Excerpt from a dataset =
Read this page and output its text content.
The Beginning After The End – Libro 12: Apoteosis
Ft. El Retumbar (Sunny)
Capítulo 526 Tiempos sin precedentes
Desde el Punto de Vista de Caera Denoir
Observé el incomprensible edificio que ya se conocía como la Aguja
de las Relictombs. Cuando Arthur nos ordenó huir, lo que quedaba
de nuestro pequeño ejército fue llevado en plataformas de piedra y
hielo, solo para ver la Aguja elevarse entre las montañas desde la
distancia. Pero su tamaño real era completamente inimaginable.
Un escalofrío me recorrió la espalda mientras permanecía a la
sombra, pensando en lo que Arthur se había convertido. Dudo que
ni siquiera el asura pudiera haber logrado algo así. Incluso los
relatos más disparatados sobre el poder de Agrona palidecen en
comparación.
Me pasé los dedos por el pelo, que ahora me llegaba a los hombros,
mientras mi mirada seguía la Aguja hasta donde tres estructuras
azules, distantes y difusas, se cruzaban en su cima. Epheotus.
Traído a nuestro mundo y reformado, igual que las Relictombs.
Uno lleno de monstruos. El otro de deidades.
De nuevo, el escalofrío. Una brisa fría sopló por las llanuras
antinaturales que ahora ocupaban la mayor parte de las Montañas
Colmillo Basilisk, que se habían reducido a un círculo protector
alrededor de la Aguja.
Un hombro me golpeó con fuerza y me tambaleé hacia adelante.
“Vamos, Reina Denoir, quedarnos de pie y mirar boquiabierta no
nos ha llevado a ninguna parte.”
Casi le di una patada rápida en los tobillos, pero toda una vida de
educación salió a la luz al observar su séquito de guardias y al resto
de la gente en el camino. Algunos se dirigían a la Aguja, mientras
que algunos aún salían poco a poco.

---

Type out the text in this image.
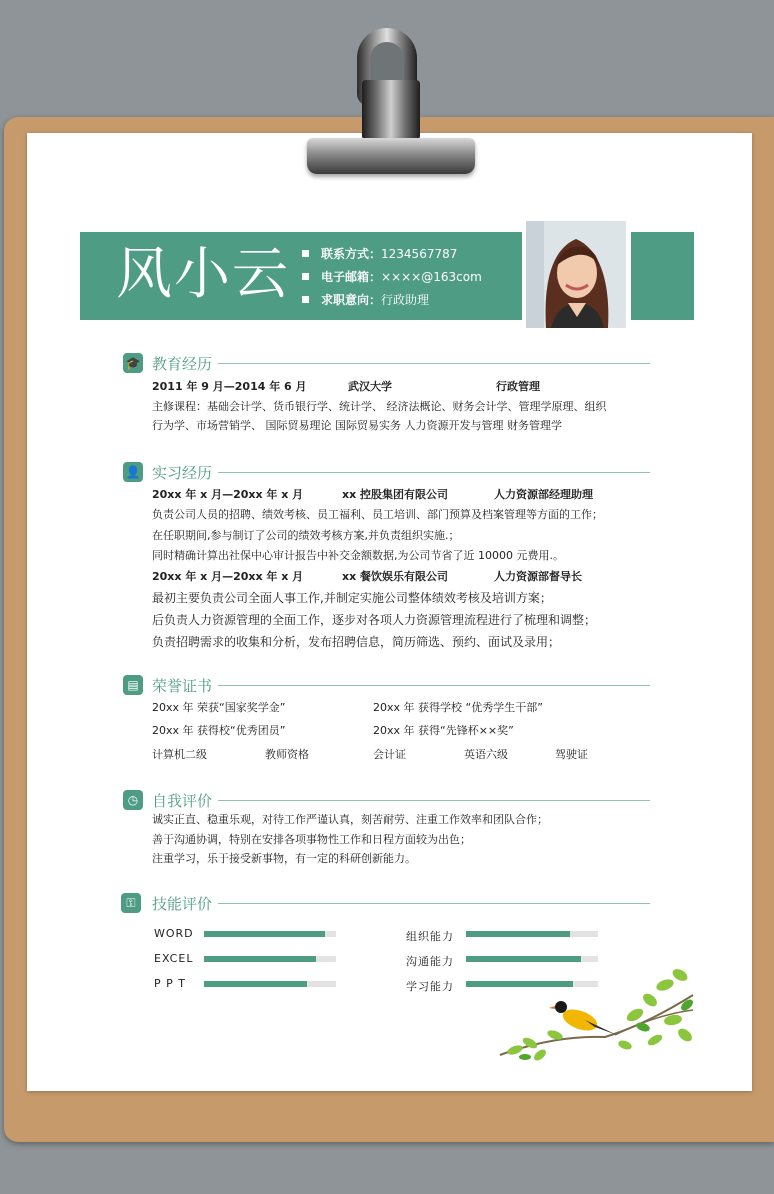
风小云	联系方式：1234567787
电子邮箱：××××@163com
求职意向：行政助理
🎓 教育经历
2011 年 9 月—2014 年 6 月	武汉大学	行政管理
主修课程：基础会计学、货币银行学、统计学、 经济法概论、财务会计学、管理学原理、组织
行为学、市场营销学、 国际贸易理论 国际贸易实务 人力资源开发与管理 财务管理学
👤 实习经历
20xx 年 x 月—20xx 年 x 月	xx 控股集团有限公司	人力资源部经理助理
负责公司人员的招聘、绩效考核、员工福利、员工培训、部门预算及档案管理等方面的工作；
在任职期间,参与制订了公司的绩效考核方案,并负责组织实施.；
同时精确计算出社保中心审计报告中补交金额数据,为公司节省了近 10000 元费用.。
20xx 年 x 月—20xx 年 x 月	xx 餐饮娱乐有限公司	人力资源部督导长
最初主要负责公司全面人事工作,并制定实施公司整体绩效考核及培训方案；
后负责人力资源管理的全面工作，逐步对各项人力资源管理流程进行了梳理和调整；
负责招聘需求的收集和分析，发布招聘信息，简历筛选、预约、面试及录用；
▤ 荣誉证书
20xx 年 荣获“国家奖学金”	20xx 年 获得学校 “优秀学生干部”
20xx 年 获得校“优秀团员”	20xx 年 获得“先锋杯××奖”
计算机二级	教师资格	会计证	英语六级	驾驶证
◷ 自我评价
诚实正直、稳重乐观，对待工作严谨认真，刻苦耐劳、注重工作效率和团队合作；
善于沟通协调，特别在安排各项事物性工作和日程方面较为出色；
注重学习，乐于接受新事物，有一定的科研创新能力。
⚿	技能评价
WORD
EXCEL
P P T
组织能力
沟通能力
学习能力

Required work = Of the lines in the material, how many contain the word "mientras"? Reply with the number and nothing else.

Output of the task = 3